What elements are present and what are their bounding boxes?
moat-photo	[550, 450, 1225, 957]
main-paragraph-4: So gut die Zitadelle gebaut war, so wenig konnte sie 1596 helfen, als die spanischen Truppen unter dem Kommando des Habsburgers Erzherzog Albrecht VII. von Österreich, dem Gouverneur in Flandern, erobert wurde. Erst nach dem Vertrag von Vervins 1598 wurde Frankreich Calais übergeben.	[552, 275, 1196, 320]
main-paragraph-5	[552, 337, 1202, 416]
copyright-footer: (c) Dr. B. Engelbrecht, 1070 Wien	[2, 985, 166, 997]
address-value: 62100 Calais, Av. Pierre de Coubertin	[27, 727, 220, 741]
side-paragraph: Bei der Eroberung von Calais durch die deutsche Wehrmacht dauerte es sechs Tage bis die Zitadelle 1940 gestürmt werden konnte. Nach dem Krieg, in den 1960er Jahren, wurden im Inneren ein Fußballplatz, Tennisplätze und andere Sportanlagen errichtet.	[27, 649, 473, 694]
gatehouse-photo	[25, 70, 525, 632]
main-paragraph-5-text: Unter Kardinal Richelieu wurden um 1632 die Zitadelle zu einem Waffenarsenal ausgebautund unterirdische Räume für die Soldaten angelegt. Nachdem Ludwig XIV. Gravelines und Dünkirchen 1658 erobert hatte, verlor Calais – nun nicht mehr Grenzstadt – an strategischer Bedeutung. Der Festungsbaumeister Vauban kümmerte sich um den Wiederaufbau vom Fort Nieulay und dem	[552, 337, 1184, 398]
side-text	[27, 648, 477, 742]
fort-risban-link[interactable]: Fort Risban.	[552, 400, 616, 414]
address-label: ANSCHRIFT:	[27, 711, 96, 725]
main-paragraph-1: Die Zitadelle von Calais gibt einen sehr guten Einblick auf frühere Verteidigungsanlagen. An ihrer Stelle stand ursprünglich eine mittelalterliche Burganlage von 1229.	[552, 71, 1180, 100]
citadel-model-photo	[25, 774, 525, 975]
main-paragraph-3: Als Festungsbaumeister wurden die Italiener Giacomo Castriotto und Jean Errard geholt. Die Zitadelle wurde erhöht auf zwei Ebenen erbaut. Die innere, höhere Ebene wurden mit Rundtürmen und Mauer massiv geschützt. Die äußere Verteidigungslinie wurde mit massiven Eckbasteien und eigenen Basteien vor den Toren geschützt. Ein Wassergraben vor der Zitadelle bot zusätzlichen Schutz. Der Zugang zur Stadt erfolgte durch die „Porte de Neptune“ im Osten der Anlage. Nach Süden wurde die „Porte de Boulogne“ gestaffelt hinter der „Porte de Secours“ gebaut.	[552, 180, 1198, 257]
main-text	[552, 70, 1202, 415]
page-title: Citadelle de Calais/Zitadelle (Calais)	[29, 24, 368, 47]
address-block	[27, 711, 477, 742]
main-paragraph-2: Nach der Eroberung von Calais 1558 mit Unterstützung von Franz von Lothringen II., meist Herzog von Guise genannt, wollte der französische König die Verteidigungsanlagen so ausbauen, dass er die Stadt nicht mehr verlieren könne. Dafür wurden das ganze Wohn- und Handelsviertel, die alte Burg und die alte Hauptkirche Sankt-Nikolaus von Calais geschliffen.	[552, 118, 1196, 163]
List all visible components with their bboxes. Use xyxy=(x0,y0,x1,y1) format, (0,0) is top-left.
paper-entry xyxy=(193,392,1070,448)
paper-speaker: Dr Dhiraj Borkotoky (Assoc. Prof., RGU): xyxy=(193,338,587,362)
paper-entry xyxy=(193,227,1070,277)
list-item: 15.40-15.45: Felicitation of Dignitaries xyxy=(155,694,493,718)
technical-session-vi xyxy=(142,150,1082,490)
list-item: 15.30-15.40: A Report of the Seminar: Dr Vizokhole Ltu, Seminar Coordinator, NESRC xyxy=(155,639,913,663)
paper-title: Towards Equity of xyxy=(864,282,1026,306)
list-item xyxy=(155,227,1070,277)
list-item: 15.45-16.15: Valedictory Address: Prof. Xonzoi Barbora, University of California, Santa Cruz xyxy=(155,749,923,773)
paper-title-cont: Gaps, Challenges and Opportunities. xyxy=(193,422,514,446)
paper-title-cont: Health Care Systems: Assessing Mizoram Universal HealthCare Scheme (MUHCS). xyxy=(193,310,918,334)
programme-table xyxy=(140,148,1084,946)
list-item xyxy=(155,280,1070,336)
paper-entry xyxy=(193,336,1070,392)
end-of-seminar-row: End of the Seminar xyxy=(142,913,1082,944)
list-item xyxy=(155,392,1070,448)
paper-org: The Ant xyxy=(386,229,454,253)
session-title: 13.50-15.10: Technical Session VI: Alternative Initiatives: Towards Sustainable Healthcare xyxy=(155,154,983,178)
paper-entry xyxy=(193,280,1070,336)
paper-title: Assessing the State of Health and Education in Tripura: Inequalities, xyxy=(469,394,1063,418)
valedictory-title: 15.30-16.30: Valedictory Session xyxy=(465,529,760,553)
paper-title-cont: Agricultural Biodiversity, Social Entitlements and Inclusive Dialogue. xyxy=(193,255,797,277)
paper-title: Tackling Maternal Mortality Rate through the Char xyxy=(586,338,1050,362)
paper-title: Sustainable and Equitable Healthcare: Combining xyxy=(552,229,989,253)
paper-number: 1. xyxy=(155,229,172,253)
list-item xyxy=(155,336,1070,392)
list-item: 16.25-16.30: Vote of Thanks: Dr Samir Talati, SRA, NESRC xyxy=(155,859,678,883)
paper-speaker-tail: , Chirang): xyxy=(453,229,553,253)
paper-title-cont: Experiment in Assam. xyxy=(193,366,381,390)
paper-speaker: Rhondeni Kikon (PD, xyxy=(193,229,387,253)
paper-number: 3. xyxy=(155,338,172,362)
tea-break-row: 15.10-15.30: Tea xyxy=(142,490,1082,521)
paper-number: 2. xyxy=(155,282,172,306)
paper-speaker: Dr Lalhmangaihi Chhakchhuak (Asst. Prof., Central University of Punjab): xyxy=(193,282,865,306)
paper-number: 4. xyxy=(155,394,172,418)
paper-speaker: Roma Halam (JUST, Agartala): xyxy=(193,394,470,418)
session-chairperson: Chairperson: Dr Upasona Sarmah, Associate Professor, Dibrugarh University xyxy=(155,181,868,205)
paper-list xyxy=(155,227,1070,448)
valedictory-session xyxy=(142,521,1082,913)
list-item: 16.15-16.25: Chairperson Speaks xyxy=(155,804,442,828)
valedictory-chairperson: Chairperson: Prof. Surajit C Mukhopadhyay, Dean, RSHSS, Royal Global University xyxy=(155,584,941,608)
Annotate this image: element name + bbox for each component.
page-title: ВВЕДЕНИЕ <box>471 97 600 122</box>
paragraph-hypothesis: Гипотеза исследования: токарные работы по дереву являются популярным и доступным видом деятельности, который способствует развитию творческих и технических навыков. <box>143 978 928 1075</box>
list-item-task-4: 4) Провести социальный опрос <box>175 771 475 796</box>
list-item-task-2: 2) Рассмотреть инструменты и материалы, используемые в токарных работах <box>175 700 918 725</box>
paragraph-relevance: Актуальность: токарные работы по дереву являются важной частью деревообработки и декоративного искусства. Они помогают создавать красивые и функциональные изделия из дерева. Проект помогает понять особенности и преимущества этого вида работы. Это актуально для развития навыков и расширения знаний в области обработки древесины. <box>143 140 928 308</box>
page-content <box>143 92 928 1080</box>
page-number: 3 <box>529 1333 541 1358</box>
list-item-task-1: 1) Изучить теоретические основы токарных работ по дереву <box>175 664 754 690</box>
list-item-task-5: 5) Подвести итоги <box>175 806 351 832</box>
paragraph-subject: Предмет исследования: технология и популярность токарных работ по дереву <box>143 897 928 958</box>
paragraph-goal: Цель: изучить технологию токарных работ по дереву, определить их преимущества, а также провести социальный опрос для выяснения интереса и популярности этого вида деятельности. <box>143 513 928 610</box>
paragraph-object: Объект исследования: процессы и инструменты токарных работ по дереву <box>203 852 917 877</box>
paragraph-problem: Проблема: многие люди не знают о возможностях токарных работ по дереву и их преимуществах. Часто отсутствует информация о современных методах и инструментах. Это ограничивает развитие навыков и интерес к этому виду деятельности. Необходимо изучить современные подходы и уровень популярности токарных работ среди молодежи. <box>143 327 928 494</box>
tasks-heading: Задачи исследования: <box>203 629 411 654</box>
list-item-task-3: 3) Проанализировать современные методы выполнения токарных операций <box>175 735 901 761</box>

**Instructions for the task:**
Could you reproduce the records from their first line through the line containing "70, 525, 632]", both of those lines included, and nothing else?

**Response:**
What elements are present and what are their bounding boxes?
moat-photo	[550, 450, 1225, 957]
main-paragraph-4: So gut die Zitadelle gebaut war, so wenig konnte sie 1596 helfen, als die spanischen Truppen unter dem Kommando des Habsburgers Erzherzog Albrecht VII. von Österreich, dem Gouverneur in Flandern, erobert wurde. Erst nach dem Vertrag von Vervins 1598 wurde Frankreich Calais übergeben.	[552, 275, 1196, 320]
main-paragraph-5	[552, 337, 1202, 416]
copyright-footer: (c) Dr. B. Engelbrecht, 1070 Wien	[2, 985, 166, 997]
address-value: 62100 Calais, Av. Pierre de Coubertin	[27, 727, 220, 741]
side-paragraph: Bei der Eroberung von Calais durch die deutsche Wehrmacht dauerte es sechs Tage bis die Zitadelle 1940 gestürmt werden konnte. Nach dem Krieg, in den 1960er Jahren, wurden im Inneren ein Fußballplatz, Tennisplätze und andere Sportanlagen errichtet.	[27, 649, 473, 694]
gatehouse-photo	[25, 70, 525, 632]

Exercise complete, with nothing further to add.